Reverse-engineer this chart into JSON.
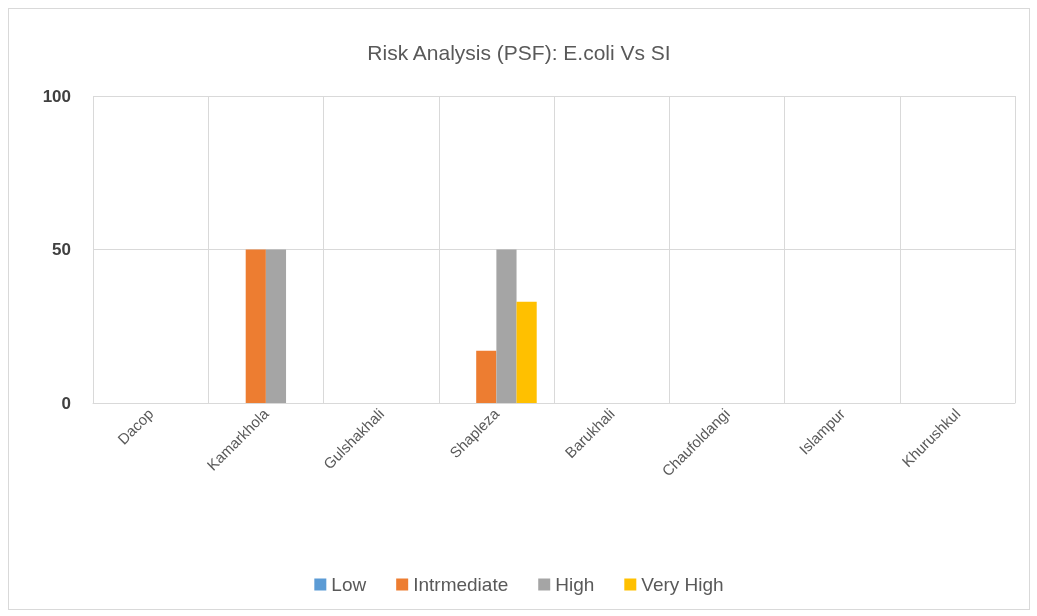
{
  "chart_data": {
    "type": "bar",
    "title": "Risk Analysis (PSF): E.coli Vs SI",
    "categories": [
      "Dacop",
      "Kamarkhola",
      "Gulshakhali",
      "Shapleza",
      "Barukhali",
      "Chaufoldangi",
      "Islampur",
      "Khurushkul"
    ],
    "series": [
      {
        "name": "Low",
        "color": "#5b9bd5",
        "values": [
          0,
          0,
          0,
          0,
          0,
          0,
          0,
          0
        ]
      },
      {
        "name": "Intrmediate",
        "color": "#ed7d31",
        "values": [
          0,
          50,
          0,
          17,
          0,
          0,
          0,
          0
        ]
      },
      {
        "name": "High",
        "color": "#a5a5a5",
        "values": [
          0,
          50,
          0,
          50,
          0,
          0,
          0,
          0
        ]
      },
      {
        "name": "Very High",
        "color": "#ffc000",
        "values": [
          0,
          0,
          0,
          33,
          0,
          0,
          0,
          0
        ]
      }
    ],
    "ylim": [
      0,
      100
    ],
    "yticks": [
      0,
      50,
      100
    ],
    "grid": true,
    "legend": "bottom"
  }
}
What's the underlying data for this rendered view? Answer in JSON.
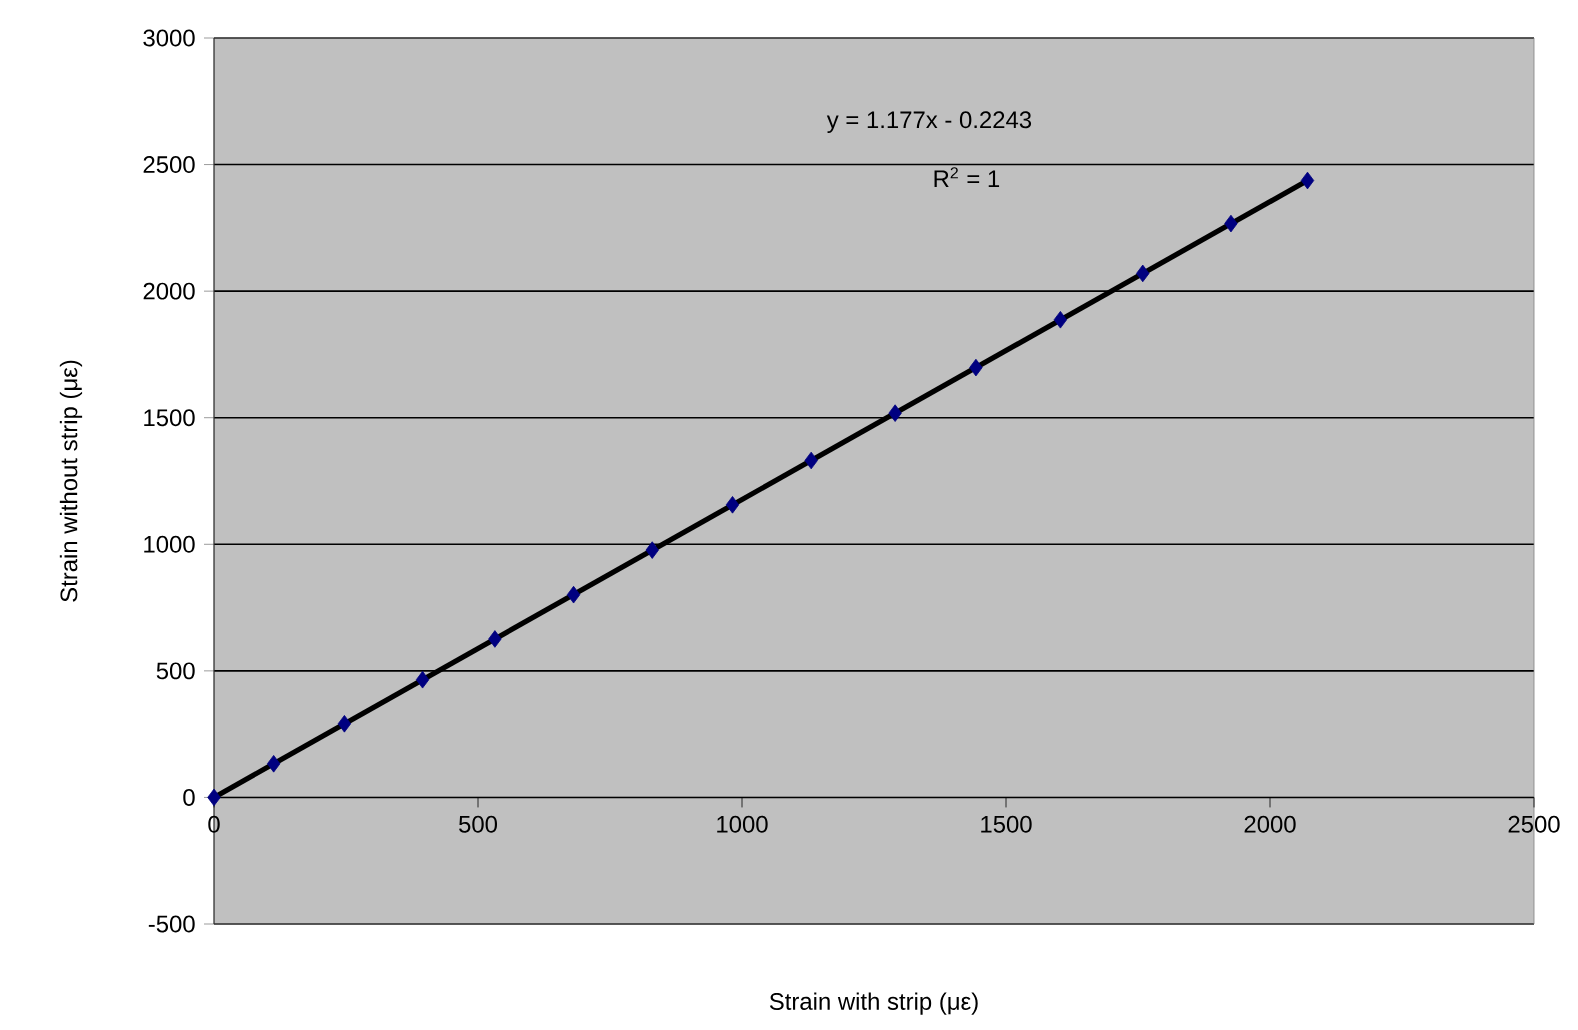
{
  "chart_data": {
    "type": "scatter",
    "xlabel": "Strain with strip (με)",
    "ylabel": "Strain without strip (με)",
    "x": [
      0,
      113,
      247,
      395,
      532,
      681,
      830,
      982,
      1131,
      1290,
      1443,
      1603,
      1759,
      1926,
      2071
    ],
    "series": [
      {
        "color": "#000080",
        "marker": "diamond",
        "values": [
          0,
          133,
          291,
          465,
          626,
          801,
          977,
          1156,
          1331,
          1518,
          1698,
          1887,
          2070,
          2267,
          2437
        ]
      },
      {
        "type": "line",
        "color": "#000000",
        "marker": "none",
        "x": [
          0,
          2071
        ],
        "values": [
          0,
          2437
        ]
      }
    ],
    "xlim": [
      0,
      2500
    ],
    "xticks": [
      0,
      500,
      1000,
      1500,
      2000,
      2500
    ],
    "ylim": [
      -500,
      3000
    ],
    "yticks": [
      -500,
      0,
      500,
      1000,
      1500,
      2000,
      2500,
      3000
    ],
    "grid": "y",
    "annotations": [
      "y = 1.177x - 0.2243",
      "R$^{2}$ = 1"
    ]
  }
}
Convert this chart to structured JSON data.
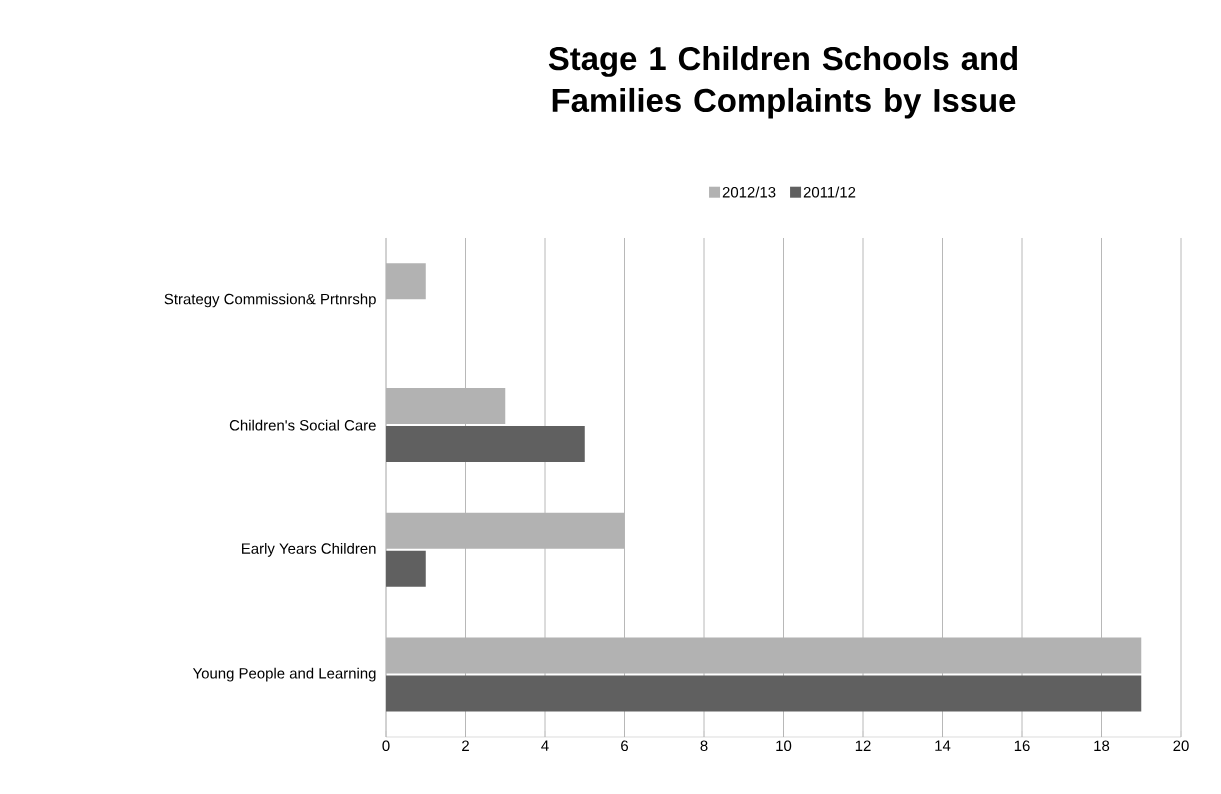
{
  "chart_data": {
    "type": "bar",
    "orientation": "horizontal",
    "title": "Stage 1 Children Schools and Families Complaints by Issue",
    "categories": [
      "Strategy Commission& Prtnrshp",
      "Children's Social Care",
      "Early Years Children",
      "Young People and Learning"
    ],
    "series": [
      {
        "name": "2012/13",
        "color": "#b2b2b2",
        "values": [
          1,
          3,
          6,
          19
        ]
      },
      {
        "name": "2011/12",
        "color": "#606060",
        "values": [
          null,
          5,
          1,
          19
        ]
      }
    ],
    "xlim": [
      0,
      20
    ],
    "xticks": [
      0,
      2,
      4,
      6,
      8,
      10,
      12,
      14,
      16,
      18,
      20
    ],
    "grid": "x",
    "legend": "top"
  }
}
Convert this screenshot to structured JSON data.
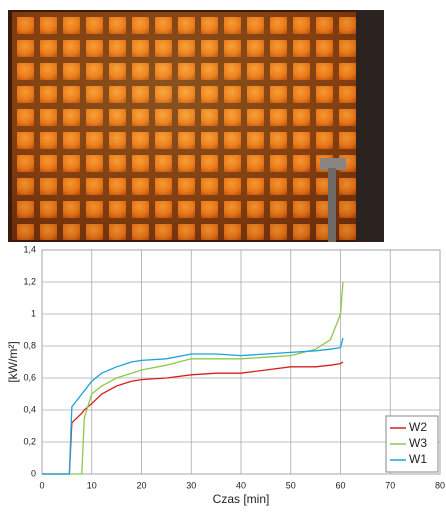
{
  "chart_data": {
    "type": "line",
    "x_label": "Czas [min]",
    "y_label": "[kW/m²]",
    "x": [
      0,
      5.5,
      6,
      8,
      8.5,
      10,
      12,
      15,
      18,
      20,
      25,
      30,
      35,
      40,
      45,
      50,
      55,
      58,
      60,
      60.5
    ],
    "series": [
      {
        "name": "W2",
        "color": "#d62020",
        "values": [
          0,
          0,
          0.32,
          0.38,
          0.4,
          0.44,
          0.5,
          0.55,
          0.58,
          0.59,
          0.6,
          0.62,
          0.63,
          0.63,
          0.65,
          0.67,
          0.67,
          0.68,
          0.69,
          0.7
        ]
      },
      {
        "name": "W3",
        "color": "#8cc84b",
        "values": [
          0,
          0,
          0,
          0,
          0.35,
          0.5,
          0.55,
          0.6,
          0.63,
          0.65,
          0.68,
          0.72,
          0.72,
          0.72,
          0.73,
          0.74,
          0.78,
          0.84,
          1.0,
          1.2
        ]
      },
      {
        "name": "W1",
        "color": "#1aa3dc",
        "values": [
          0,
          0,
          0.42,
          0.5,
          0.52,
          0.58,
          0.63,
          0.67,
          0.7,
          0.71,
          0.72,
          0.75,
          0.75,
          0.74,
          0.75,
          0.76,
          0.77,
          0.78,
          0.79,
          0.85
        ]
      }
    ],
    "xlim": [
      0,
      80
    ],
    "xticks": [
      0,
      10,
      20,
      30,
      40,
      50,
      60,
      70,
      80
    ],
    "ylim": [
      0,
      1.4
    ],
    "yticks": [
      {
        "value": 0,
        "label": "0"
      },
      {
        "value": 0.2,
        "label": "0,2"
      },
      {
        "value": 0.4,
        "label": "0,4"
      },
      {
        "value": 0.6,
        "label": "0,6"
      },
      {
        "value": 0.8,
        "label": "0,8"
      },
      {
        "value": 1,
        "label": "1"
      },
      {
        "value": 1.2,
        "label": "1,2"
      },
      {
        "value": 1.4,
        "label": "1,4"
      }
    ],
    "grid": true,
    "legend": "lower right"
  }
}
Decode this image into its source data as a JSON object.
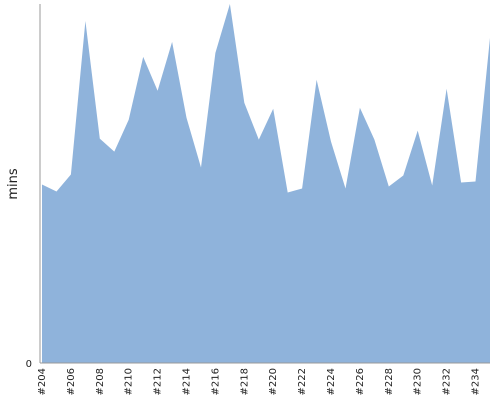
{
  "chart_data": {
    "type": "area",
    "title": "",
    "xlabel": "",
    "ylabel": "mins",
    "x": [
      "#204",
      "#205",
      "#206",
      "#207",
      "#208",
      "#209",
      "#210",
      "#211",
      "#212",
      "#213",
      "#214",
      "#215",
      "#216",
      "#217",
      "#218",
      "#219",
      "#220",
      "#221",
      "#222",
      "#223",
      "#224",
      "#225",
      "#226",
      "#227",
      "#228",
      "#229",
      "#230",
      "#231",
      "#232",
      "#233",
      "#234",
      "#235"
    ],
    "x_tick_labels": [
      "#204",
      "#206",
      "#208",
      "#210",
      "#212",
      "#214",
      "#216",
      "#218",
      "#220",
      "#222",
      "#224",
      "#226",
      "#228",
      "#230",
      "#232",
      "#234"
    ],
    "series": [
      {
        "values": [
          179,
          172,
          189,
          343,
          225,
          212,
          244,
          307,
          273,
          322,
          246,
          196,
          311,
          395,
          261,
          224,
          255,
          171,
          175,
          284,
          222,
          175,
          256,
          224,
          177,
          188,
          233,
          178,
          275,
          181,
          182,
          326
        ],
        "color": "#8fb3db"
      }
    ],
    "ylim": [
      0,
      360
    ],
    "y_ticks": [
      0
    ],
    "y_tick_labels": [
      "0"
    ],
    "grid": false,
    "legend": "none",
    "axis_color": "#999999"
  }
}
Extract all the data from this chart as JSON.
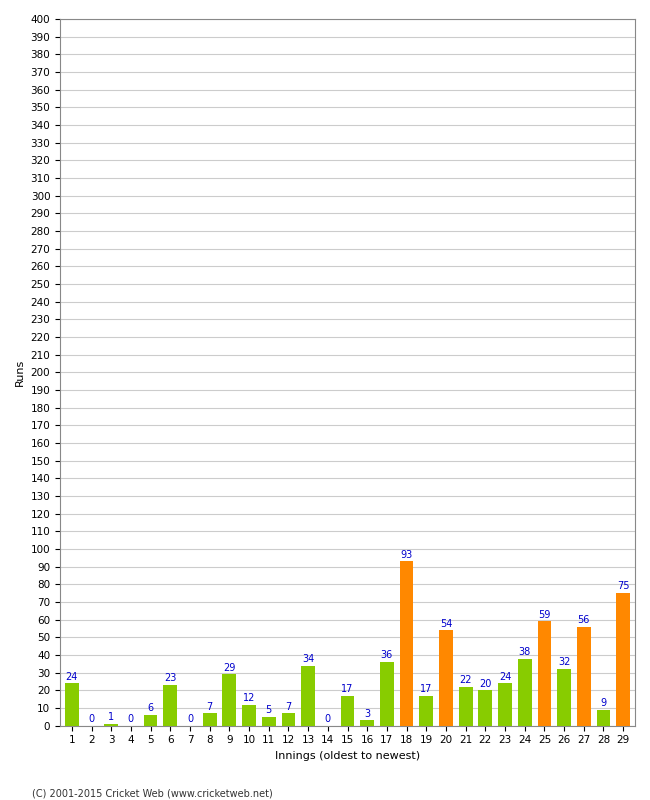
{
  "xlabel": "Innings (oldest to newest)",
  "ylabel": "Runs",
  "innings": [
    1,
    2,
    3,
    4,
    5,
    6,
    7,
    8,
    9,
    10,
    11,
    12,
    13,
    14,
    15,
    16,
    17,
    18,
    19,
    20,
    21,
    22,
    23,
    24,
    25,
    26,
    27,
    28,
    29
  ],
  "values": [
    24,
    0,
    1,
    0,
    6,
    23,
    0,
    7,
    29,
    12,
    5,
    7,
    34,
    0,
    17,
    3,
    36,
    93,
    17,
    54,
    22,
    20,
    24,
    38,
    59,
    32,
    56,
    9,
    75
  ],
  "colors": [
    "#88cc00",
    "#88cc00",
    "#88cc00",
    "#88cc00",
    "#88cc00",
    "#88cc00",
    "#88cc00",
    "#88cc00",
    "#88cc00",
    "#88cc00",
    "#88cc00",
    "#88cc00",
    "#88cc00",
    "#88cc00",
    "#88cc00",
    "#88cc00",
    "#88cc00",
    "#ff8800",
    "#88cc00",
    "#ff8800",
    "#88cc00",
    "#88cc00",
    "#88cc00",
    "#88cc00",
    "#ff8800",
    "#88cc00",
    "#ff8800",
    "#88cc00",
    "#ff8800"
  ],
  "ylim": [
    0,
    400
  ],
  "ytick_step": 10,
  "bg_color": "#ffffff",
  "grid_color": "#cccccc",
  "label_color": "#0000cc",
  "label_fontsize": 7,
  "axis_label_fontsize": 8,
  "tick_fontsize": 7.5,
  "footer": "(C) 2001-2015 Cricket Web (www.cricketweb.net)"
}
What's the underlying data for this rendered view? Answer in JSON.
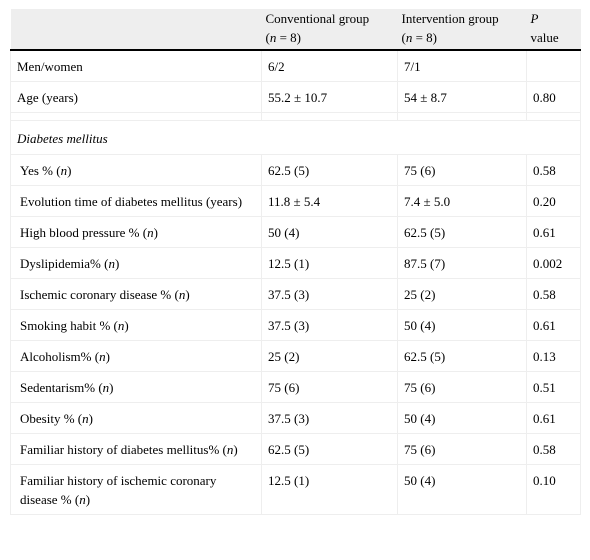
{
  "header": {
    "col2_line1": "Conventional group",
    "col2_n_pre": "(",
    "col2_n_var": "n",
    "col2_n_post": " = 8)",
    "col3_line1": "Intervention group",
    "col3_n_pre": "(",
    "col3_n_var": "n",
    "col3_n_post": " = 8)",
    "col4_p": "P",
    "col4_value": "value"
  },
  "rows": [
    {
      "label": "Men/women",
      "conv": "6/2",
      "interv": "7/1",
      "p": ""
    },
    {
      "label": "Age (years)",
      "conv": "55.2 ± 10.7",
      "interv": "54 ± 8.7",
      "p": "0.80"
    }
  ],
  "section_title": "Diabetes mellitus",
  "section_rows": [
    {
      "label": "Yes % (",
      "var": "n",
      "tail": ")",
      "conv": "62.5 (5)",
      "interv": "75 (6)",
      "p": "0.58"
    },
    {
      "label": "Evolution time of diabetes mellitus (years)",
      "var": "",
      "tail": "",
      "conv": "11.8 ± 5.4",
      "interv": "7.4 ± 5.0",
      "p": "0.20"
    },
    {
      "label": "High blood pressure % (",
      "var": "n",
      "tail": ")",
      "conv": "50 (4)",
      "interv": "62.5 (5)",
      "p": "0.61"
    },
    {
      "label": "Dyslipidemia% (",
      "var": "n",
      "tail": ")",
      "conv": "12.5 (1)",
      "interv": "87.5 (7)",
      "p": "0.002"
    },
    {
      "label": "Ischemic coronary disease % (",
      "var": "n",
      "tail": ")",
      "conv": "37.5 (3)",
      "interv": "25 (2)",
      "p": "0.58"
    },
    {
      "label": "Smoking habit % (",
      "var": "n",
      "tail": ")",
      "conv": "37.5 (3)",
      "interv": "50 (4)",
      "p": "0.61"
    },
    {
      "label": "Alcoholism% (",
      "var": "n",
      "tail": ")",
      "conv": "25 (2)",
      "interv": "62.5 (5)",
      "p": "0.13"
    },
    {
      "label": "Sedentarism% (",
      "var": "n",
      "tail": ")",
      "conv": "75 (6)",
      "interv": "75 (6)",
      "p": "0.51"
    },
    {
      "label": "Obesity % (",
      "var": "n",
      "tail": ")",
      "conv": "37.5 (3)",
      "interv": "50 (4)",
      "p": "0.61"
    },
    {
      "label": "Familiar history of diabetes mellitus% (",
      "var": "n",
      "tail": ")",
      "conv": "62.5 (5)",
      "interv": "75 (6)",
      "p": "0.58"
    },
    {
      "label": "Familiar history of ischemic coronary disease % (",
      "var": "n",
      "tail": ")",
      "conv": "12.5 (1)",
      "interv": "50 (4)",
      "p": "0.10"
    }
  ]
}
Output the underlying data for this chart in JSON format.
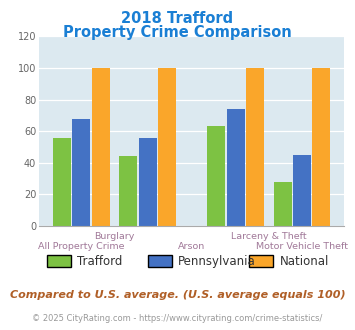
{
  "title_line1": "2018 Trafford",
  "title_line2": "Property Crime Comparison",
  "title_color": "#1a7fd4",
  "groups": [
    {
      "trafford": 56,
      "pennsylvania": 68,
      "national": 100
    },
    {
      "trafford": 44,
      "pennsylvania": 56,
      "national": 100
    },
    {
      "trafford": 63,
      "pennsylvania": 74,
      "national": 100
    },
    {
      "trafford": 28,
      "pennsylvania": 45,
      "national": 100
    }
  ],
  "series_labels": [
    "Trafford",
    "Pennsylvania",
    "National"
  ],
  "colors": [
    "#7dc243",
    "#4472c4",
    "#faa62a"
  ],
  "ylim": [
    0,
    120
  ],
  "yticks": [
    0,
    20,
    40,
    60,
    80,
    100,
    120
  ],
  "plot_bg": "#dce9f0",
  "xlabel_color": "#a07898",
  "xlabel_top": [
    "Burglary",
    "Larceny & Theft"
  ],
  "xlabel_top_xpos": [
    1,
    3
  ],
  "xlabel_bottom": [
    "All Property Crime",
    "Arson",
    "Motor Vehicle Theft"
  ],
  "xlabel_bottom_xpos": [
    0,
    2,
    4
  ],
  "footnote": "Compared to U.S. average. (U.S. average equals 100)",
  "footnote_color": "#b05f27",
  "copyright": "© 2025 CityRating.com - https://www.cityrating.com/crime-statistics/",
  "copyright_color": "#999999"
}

++++++++++++++++++++

# Job:
Copy every line that includes the string "type" from the material above.

# Task answer:
    "type": "bar",
    "type": "scatter",
        "type": "line",
    "type": "bar",
    "type": "line",
    "type": "area",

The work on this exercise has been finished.